### Short task
Copy out each line of the material below with no changes.

Start of Raw data

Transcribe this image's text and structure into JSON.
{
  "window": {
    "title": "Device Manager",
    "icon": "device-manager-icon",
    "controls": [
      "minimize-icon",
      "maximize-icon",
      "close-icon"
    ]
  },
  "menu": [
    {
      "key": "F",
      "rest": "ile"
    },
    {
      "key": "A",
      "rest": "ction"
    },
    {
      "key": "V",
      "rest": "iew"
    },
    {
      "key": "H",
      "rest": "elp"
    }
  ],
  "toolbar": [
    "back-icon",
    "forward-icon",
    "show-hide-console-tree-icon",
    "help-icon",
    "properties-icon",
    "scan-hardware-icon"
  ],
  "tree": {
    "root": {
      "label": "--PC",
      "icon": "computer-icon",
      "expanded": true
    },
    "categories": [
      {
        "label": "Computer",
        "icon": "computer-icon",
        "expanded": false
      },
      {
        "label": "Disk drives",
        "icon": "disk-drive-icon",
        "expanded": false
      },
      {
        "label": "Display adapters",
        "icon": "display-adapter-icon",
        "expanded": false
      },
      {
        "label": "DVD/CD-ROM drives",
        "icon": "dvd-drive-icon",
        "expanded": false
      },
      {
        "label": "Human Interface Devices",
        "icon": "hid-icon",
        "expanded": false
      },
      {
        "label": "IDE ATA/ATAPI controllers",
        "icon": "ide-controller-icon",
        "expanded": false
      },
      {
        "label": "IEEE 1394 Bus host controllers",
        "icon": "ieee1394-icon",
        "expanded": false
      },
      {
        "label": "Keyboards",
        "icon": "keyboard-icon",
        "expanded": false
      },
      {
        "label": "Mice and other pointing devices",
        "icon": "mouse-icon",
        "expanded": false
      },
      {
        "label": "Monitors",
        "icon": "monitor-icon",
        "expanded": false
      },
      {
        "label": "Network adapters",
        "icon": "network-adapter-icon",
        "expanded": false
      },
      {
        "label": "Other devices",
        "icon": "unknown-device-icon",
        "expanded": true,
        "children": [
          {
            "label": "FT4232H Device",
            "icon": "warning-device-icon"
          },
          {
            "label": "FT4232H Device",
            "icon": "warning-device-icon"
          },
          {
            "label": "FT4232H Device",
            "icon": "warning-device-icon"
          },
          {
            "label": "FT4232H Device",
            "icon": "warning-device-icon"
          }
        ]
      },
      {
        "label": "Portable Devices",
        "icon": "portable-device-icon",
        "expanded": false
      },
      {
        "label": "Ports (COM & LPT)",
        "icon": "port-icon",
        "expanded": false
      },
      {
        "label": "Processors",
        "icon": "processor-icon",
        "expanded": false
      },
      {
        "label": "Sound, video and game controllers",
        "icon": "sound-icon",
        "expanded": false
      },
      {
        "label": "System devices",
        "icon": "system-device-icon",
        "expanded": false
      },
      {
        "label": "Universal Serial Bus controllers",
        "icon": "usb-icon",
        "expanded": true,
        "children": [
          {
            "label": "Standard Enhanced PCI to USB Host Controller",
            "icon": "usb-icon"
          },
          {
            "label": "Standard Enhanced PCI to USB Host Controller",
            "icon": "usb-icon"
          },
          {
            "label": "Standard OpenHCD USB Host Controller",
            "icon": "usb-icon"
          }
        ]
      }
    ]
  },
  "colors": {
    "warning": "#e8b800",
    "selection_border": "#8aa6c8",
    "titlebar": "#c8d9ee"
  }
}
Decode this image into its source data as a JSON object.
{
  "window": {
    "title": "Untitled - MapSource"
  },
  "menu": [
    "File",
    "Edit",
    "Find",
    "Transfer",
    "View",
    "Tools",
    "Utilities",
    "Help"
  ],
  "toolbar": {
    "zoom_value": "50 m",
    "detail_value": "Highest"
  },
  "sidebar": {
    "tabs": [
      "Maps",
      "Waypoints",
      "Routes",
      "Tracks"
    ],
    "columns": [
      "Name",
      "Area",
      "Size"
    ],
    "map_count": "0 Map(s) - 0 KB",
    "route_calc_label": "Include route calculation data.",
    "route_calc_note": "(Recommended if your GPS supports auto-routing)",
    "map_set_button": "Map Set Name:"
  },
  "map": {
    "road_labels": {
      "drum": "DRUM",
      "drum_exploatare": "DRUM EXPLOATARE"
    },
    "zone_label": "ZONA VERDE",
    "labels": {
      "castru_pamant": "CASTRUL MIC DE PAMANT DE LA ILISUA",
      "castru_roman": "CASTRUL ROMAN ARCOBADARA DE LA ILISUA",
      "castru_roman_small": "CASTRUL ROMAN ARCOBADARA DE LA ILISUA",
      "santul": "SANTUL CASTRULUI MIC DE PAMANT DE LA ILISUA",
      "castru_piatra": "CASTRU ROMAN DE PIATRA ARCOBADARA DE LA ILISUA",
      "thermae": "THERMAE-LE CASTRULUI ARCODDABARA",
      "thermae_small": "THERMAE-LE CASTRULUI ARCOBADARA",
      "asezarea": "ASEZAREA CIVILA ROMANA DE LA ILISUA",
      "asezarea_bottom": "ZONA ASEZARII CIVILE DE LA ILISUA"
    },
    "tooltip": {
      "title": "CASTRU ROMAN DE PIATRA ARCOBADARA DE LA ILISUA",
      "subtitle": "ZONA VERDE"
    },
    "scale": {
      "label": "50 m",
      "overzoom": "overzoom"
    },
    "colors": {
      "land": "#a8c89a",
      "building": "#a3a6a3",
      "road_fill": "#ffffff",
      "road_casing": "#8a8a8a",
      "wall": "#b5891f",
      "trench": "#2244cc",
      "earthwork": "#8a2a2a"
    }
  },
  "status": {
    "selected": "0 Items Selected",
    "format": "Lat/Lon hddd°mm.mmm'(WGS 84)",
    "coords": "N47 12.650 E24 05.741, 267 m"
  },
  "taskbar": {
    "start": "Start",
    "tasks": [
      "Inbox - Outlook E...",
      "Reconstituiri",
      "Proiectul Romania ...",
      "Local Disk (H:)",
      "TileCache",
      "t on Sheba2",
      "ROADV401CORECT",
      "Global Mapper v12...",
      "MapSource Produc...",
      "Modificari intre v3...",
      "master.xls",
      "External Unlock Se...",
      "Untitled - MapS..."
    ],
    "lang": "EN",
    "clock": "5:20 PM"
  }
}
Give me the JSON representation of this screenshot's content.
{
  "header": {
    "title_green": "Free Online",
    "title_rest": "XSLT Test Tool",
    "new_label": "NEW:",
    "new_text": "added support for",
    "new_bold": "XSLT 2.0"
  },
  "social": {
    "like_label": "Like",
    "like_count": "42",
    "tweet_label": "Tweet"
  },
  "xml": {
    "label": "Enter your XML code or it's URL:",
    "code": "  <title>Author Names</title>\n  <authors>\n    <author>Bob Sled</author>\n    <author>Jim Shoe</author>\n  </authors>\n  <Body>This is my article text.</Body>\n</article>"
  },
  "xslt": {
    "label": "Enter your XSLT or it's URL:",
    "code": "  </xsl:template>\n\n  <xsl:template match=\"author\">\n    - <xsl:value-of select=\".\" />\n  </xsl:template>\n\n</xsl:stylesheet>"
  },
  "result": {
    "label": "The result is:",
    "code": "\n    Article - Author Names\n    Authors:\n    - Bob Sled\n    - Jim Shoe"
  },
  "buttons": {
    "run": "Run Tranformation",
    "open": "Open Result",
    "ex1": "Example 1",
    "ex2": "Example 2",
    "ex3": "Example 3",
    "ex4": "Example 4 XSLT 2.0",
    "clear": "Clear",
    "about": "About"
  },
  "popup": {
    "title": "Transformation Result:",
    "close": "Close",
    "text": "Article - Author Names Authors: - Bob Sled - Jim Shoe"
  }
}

End of Raw data

### Exercise response
Transcribe this image's text and structure into JSON.
{
  "window": {
    "title": "Device Manager",
    "icon": "device-manager-icon",
    "controls": [
      "minimize-icon",
      "maximize-icon",
      "close-icon"
    ]
  },
  "menu": [
    {
      "key": "F",
      "rest": "ile"
    },
    {
      "key": "A",
      "rest": "ction"
    },
    {
      "key": "V",
      "rest": "iew"
    },
    {
      "key": "H",
      "rest": "elp"
    }
  ],
  "toolbar": [
    "back-icon",
    "forward-icon",
    "show-hide-console-tree-icon",
    "help-icon",
    "properties-icon",
    "scan-hardware-icon"
  ],
  "tree": {
    "root": {
      "label": "--PC",
      "icon": "computer-icon",
      "expanded": true
    },
    "categories": [
      {
        "label": "Computer",
        "icon": "computer-icon",
        "expanded": false
      },
      {
        "label": "Disk drives",
        "icon": "disk-drive-icon",
        "expanded": false
      },
      {
        "label": "Display adapters",
        "icon": "display-adapter-icon",
        "expanded": false
      },
      {
        "label": "DVD/CD-ROM drives",
        "icon": "dvd-drive-icon",
        "expanded": false
      },
      {
        "label": "Human Interface Devices",
        "icon": "hid-icon",
        "expanded": false
      },
      {
        "label": "IDE ATA/ATAPI controllers",
        "icon": "ide-controller-icon",
        "expanded": false
      },
      {
        "label": "IEEE 1394 Bus host controllers",
        "icon": "ieee1394-icon",
        "expanded": false
      },
      {
        "label": "Keyboards",
        "icon": "keyboard-icon",
        "expanded": false
      },
      {
        "label": "Mice and other pointing devices",
        "icon": "mouse-icon",
        "expanded": false
      },
      {
        "label": "Monitors",
        "icon": "monitor-icon",
        "expanded": false
      },
      {
        "label": "Network adapters",
        "icon": "network-adapter-icon",
        "expanded": false
      },
      {
        "label": "Other devices",
        "icon": "unknown-device-icon",
        "expanded": true,
        "children": [
          {
            "label": "FT4232H Device",
            "icon": "warning-device-icon"
          },
          {
            "label": "FT4232H Device",
            "icon": "warning-device-icon"
          },
          {
            "label": "FT4232H Device",
            "icon": "warning-device-icon"
          },
          {
            "label": "FT4232H Device",
            "icon": "warning-device-icon"
          }
        ]
      },
      {
        "label": "Portable Devices",
        "icon": "portable-device-icon",
        "expanded": false
      },
      {
        "label": "Ports (COM & LPT)",
        "icon": "port-icon",
        "expanded": false
      },
      {
        "label": "Processors",
        "icon": "processor-icon",
        "expanded": false
      },
      {
        "label": "Sound, video and game controllers",
        "icon": "sound-icon",
        "expanded": false
      },
      {
        "label": "System devices",
        "icon": "system-device-icon",
        "expanded": false
      },
      {
        "label": "Universal Serial Bus controllers",
        "icon": "usb-icon",
        "expanded": true,
        "children": [
          {
            "label": "Standard Enhanced PCI to USB Host Controller",
            "icon": "usb-icon"
          },
          {
            "label": "Standard Enhanced PCI to USB Host Controller",
            "icon": "usb-icon"
          },
          {
            "label": "Standard OpenHCD USB Host Controller",
            "icon": "usb-icon"
          }
        ]
      }
    ]
  },
  "colors": {
    "warning": "#e8b800",
    "selection_border": "#8aa6c8",
    "titlebar": "#c8d9ee"
  }
}
Decode this image into its source data as a JSON object.
{
  "window": {
    "title": "Untitled - MapSource"
  },
  "menu": [
    "File",
    "Edit",
    "Find",
    "Transfer",
    "View",
    "Tools",
    "Utilities",
    "Help"
  ],
  "toolbar": {
    "zoom_value": "50 m",
    "detail_value": "Highest"
  },
  "sidebar": {
    "tabs": [
      "Maps",
      "Waypoints",
      "Routes",
      "Tracks"
    ],
    "columns": [
      "Name",
      "Area",
      "Size"
    ],
    "map_count": "0 Map(s) - 0 KB",
    "route_calc_label": "Include route calculation data.",
    "route_calc_note": "(Recommended if your GPS supports auto-routing)",
    "map_set_button": "Map Set Name:"
  },
  "map": {
    "road_labels": {
      "drum": "DRUM",
      "drum_exploatare": "DRUM EXPLOATARE"
    },
    "zone_label": "ZONA VERDE",
    "labels": {
      "castru_pamant": "CASTRUL MIC DE PAMANT DE LA ILISUA",
      "castru_roman": "CASTRUL ROMAN ARCOBADARA DE LA ILISUA",
      "castru_roman_small": "CASTRUL ROMAN ARCOBADARA DE LA ILISUA",
      "santul": "SANTUL CASTRULUI MIC DE PAMANT DE LA ILISUA",
      "castru_piatra": "CASTRU ROMAN DE PIATRA ARCOBADARA DE LA ILISUA",
      "thermae": "THERMAE-LE CASTRULUI ARCODDABARA",
      "thermae_small": "THERMAE-LE CASTRULUI ARCOBADARA",
      "asezarea": "ASEZAREA CIVILA ROMANA DE LA ILISUA",
      "asezarea_bottom": "ZONA ASEZARII CIVILE DE LA ILISUA"
    },
    "tooltip": {
      "title": "CASTRU ROMAN DE PIATRA ARCOBADARA DE LA ILISUA",
      "subtitle": "ZONA VERDE"
    },
    "scale": {
      "label": "50 m",
      "overzoom": "overzoom"
    },
    "colors": {
      "land": "#a8c89a",
      "building": "#a3a6a3",
      "road_fill": "#ffffff",
      "road_casing": "#8a8a8a",
      "wall": "#b5891f",
      "trench": "#2244cc",
      "earthwork": "#8a2a2a"
    }
  },
  "status": {
    "selected": "0 Items Selected",
    "format": "Lat/Lon hddd°mm.mmm'(WGS 84)",
    "coords": "N47 12.650 E24 05.741, 267 m"
  },
  "taskbar": {
    "start": "Start",
    "tasks": [
      "Inbox - Outlook E...",
      "Reconstituiri",
      "Proiectul Romania ...",
      "Local Disk (H:)",
      "TileCache",
      "t on Sheba2",
      "ROADV401CORECT",
      "Global Mapper v12...",
      "MapSource Produc...",
      "Modificari intre v3...",
      "master.xls",
      "External Unlock Se...",
      "Untitled - MapS..."
    ],
    "lang": "EN",
    "clock": "5:20 PM"
  }
}
Give me the JSON representation of this screenshot's content.
{
  "header": {
    "title_green": "Free Online",
    "title_rest": "XSLT Test Tool",
    "new_label": "NEW:",
    "new_text": "added support for",
    "new_bold": "XSLT 2.0"
  },
  "social": {
    "like_label": "Like",
    "like_count": "42",
    "tweet_label": "Tweet"
  },
  "xml": {
    "label": "Enter your XML code or it's URL:",
    "code": "  <title>Author Names</title>\n  <authors>\n    <author>Bob Sled</author>\n    <author>Jim Shoe</author>\n  </authors>\n  <Body>This is my article text.</Body>\n</article>"
  },
  "xslt": {
    "label": "Enter your XSLT or it's URL:",
    "code": "  </xsl:template>\n\n  <xsl:template match=\"author\">\n    - <xsl:value-of select=\".\" />\n  </xsl:template>\n\n</xsl:stylesheet>"
  },
  "result": {
    "label": "The result is:",
    "code": "\n    Article - Author Names\n    Authors:\n    - Bob Sled\n    - Jim Shoe"
  },
  "buttons": {
    "run": "Run Tranformation",
    "open": "Open Result",
    "ex1": "Example 1",
    "ex2": "Example 2",
    "ex3": "Example 3",
    "ex4": "Example 4 XSLT 2.0",
    "clear": "Clear",
    "about": "About"
  },
  "popup": {
    "title": "Transformation Result:",
    "close": "Close",
    "text": "Article - Author Names Authors: - Bob Sled - Jim Shoe"
  }
}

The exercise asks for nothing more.